#### YOUR TASK:
Filter the records below and copy every line containing the word "ylabel".
— BEGIN —
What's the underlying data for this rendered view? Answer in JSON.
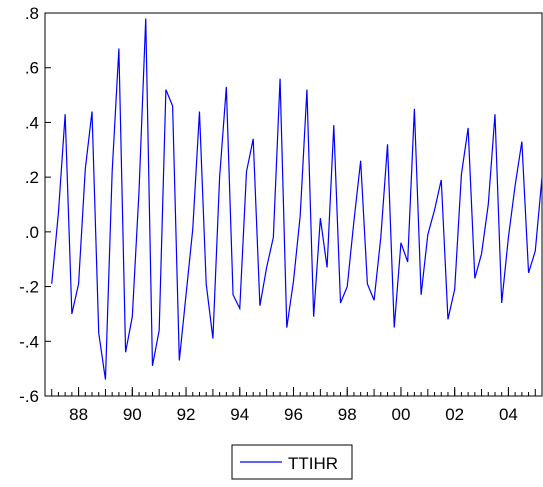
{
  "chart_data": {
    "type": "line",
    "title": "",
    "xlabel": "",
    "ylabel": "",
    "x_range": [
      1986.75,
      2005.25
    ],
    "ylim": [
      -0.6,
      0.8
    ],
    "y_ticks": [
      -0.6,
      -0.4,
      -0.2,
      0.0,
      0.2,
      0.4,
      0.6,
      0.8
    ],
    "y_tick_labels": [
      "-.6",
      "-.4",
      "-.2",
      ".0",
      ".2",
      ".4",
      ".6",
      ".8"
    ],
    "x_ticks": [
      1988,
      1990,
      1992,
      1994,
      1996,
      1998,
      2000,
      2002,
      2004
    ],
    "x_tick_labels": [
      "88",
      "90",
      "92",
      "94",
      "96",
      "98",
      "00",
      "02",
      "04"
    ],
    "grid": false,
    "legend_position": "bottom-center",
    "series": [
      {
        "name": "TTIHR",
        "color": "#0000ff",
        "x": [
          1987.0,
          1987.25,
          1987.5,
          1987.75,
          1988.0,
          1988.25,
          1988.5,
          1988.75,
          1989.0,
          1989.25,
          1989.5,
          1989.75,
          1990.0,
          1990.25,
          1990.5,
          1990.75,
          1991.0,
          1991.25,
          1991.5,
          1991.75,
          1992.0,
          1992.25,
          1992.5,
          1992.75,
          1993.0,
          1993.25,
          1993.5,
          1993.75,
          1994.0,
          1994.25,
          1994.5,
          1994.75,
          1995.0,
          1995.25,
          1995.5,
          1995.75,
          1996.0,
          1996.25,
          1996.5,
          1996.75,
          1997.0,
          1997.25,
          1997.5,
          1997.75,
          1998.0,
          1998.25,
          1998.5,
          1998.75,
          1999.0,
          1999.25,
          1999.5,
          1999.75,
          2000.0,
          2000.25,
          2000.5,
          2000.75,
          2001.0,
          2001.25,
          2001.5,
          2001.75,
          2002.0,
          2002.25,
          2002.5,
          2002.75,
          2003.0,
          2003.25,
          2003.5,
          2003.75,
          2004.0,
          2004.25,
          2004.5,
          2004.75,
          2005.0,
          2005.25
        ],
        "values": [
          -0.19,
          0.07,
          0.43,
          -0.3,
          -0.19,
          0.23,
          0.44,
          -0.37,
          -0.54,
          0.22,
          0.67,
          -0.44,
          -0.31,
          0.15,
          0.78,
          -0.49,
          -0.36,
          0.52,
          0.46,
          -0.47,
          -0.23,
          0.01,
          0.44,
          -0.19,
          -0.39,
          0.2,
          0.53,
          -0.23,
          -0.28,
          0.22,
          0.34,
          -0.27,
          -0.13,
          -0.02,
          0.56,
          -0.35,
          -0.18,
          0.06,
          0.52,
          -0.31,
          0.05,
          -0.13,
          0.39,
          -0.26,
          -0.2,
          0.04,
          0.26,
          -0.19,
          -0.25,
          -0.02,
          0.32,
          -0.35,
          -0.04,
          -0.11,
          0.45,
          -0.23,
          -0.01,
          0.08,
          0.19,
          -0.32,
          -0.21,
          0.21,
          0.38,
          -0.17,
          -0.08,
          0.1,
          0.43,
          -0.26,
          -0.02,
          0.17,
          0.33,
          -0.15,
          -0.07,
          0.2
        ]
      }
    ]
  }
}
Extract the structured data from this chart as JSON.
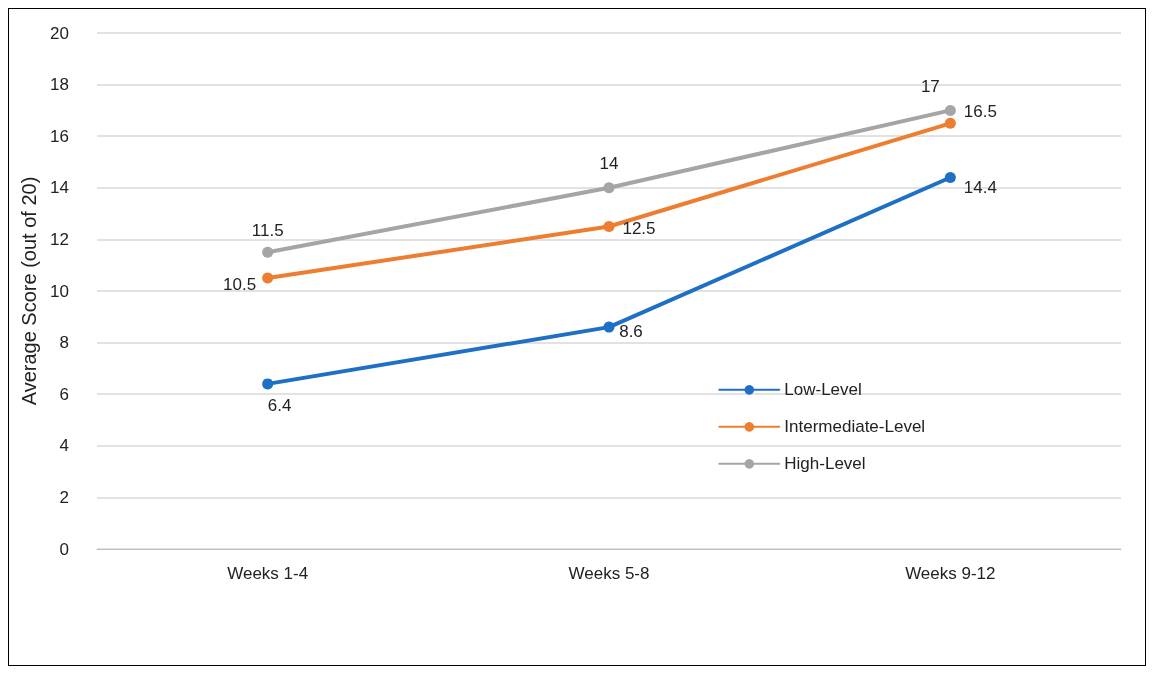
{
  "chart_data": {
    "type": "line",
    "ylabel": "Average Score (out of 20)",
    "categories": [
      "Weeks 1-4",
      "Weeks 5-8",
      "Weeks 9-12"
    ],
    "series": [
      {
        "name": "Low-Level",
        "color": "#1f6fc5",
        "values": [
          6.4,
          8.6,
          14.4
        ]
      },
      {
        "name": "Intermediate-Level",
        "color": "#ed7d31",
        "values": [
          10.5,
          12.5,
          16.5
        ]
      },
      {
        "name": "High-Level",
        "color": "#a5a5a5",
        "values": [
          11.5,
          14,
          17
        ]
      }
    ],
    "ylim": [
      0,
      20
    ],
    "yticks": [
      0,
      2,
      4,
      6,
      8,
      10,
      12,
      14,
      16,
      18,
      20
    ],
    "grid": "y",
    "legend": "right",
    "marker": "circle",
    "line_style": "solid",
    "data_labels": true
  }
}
— END —
#### EXERCISE RESULT:
    "ylabel": "",
    "ylabel": "Average Score (out of 20)",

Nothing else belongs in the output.